**Set task**. Which lines include the word "Dobrev"? Copy each of them.

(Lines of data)
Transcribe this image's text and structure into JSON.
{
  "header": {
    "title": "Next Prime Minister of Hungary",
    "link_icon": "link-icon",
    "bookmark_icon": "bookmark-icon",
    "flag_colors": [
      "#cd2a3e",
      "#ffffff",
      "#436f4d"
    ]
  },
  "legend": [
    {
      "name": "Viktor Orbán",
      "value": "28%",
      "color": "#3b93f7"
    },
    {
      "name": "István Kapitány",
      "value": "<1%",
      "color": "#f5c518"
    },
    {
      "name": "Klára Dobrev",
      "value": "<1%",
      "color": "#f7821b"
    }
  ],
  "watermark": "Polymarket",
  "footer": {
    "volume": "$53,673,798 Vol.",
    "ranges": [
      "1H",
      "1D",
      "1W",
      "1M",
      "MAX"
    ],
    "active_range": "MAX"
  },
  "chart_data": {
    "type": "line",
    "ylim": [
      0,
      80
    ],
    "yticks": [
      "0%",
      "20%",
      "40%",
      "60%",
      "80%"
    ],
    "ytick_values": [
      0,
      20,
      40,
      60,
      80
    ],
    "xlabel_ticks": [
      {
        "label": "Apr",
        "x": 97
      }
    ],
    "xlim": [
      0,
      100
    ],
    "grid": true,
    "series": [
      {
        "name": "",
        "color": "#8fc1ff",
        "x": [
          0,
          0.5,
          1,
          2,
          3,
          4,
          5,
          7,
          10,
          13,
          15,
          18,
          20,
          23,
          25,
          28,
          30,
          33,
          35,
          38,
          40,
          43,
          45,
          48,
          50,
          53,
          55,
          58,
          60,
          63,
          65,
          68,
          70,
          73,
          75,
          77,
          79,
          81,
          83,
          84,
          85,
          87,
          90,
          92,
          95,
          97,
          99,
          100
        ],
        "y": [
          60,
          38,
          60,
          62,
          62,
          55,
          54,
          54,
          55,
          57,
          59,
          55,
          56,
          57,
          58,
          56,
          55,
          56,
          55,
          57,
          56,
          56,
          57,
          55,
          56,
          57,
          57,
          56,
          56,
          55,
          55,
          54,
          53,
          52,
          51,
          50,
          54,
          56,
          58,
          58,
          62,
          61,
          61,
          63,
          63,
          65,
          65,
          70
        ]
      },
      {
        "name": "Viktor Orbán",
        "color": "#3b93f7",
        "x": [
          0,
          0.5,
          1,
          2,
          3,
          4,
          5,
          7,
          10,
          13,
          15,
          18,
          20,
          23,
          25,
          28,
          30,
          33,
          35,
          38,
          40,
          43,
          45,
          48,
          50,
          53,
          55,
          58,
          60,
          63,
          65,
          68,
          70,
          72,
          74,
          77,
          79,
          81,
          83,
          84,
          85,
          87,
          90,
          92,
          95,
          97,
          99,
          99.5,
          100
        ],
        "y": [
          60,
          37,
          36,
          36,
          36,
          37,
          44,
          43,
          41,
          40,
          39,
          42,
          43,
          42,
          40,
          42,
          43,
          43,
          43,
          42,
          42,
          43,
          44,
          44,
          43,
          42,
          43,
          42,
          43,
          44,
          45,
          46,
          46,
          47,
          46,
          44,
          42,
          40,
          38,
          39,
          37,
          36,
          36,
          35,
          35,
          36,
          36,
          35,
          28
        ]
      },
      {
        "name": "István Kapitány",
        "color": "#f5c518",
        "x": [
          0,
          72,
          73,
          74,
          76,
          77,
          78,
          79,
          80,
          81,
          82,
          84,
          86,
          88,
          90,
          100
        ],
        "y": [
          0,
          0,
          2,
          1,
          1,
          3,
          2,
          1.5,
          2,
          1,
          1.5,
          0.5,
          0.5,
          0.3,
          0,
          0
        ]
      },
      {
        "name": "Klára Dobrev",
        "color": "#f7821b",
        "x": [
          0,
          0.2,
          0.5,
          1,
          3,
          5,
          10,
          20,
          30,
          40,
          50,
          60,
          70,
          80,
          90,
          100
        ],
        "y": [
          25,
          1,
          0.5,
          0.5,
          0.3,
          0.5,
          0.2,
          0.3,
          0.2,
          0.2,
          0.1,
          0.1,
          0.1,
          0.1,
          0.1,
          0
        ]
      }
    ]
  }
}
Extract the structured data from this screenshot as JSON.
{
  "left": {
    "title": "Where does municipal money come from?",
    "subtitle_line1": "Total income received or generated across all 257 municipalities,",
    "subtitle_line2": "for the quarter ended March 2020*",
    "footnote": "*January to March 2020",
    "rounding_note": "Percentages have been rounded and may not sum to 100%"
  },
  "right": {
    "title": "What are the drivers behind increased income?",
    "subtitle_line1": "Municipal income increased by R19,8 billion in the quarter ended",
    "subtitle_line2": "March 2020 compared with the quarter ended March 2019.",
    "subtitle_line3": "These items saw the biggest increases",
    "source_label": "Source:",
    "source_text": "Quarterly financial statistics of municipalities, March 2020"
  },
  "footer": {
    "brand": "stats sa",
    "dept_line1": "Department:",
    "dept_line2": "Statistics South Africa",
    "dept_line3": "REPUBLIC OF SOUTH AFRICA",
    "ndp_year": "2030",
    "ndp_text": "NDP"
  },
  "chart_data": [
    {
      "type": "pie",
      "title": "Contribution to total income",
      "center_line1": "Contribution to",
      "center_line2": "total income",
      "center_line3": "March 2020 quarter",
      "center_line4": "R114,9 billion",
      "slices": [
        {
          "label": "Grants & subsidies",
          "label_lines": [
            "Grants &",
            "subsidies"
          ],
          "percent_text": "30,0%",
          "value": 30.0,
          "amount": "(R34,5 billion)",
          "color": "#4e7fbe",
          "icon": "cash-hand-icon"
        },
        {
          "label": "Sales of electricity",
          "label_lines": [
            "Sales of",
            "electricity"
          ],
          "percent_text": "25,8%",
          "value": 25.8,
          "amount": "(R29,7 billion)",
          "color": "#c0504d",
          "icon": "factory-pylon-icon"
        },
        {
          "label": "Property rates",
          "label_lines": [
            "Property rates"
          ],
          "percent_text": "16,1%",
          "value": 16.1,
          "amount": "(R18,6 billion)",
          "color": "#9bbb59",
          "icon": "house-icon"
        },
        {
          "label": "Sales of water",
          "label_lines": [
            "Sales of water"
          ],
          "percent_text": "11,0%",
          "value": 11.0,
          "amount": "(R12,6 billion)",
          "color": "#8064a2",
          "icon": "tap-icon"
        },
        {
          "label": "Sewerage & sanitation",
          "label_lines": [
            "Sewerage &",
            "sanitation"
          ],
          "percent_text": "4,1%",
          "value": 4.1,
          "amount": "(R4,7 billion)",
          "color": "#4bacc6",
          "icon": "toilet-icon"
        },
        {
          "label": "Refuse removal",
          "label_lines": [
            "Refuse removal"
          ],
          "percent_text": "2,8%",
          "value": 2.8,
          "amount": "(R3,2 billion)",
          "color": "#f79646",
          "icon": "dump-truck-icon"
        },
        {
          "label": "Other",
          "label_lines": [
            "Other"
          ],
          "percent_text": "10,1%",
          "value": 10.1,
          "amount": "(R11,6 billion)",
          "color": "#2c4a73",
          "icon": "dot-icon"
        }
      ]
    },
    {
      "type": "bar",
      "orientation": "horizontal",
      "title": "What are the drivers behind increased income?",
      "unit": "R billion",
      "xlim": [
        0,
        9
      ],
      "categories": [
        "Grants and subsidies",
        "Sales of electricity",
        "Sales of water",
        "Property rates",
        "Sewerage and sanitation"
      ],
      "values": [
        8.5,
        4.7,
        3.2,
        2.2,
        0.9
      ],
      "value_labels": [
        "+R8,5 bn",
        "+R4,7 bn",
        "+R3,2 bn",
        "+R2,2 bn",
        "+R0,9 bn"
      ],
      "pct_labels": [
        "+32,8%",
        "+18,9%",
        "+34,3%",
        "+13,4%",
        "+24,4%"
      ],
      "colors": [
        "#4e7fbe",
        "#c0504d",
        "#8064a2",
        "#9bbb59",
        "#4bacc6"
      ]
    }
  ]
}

**Result**.
      "name": "Klára Dobrev",
        "name": "Klára Dobrev",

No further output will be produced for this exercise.